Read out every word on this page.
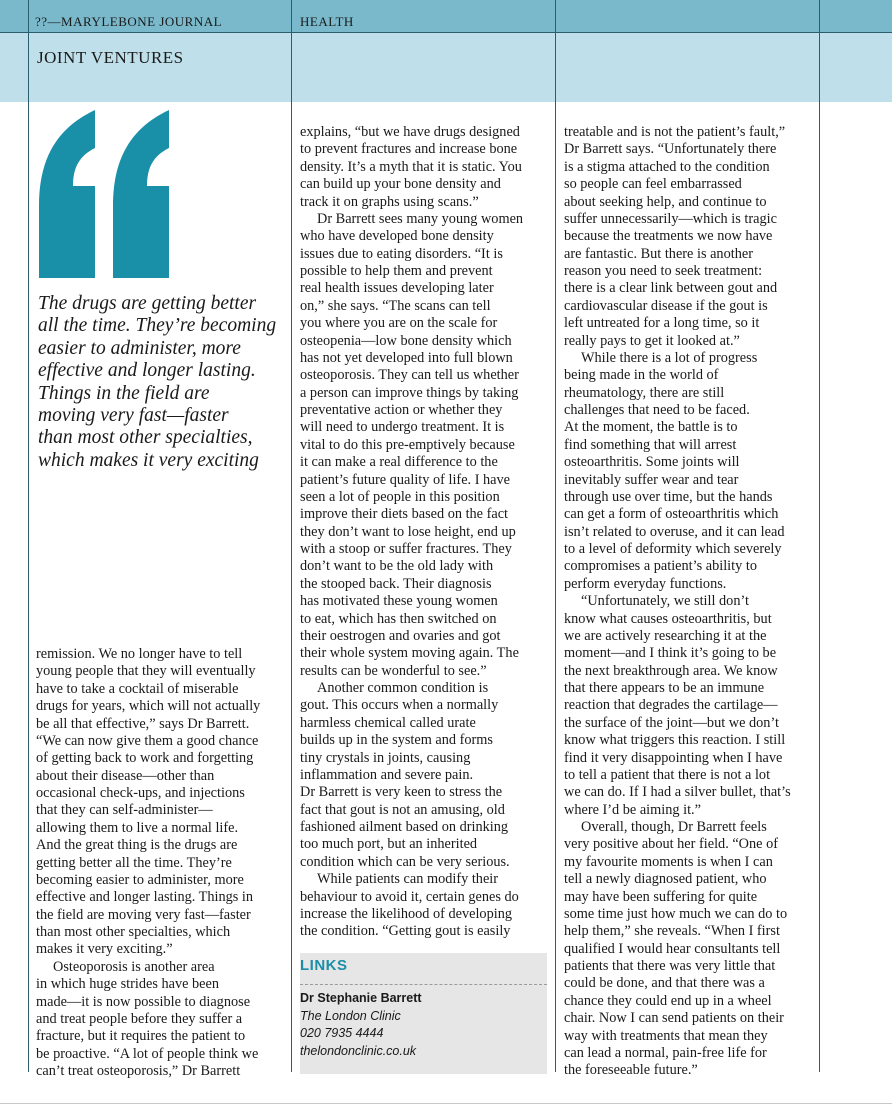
??—MARYLEBONE JOURNAL	HEALTH
JOINT VENTURES

The drugs are getting better

all the time. They’re becoming

easier to administer, more

effective and longer lasting.

Things in the field are

moving very fast—faster

than most other specialties,

which makes it very exciting

remission. We no longer have to tell

young people that they will eventually

have to take a cocktail of miserable

drugs for years, which will not actually

be all that effective,” says Dr Barrett.

“We can now give them a good chance

of getting back to work and forgetting

about their disease—other than

occasional check-ups, and injections

that they can self-administer—

allowing them to live a normal life.

And the great thing is the drugs are

getting better all the time. They’re

becoming easier to administer, more

effective and longer lasting. Things in

the field are moving very fast—faster

than most other specialties, which

makes it very exciting.”

Osteoporosis is another area

in which huge strides have been

made—it is now possible to diagnose

and treat people before they suffer a

fracture, but it requires the patient to

be proactive. “A lot of people think we

can’t treat osteoporosis,” Dr Barrett

explains, “but we have drugs designed

to prevent fractures and increase bone

density. It’s a myth that it is static. You

can build up your bone density and

track it on graphs using scans.”

Dr Barrett sees many young women

who have developed bone density

issues due to eating disorders. “It is

possible to help them and prevent

real health issues developing later

on,” she says. “The scans can tell

you where you are on the scale for

osteopenia—low bone density which

has not yet developed into full blown

osteoporosis. They can tell us whether

a person can improve things by taking

preventative action or whether they

will need to undergo treatment. It is

vital to do this pre-emptively because

it can make a real difference to the

patient’s future quality of life. I have

seen a lot of people in this position

improve their diets based on the fact

they don’t want to lose height, end up

with a stoop or suffer fractures. They

don’t want to be the old lady with

the stooped back. Their diagnosis

has motivated these young women

to eat, which has then switched on

their oestrogen and ovaries and got

their whole system moving again. The

results can be wonderful to see.”

Another common condition is

gout. This occurs when a normally

harmless chemical called urate

builds up in the system and forms

tiny crystals in joints, causing

inflammation and severe pain.

Dr Barrett is very keen to stress the

fact that gout is not an amusing, old

fashioned ailment based on drinking

too much port, but an inherited

condition which can be very serious.

While patients can modify their

behaviour to avoid it, certain genes do

increase the likelihood of developing

the condition. “Getting gout is easily

treatable and is not the patient’s fault,”

Dr Barrett says. “Unfortunately there

is a stigma attached to the condition

so people can feel embarrassed

about seeking help, and continue to

suffer unnecessarily—which is tragic

because the treatments we now have

are fantastic. But there is another

reason you need to seek treatment:

there is a clear link between gout and

cardiovascular disease if the gout is

left untreated for a long time, so it

really pays to get it looked at.”

While there is a lot of progress

being made in the world of

rheumatology, there are still

challenges that need to be faced.

At the moment, the battle is to

find something that will arrest

osteoarthritis. Some joints will

inevitably suffer wear and tear

through use over time, but the hands

can get a form of osteoarthritis which

isn’t related to overuse, and it can lead

to a level of deformity which severely

compromises a patient’s ability to

perform everyday functions.

“Unfortunately, we still don’t

know what causes osteoarthritis, but

we are actively researching it at the

moment—and I think it’s going to be

the next breakthrough area. We know

that there appears to be an immune

reaction that degrades the cartilage—

the surface of the joint—but we don’t

know what triggers this reaction. I still

find it very disappointing when I have

to tell a patient that there is not a lot

we can do. If I had a silver bullet, that’s

where I’d be aiming it.”

Overall, though, Dr Barrett feels

very positive about her field. “One of

my favourite moments is when I can

tell a newly diagnosed patient, who

may have been suffering for quite

some time just how much we can do to

help them,” she reveals. “When I first

qualified I would hear consultants tell

patients that there was very little that

could be done, and that there was a

chance they could end up in a wheel

chair. Now I can send patients on their

way with treatments that mean they

can lead a normal, pain-free life for

the foreseeable future.”

LINKS
Dr Stephanie Barrett
The London Clinic
020 7935 4444
thelondonclinic.co.uk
────────────────────
## AIM OF THE TASK
Provide only the count of lines in the material above that hold the word "specialties".

## RESULT OF THE TASK
2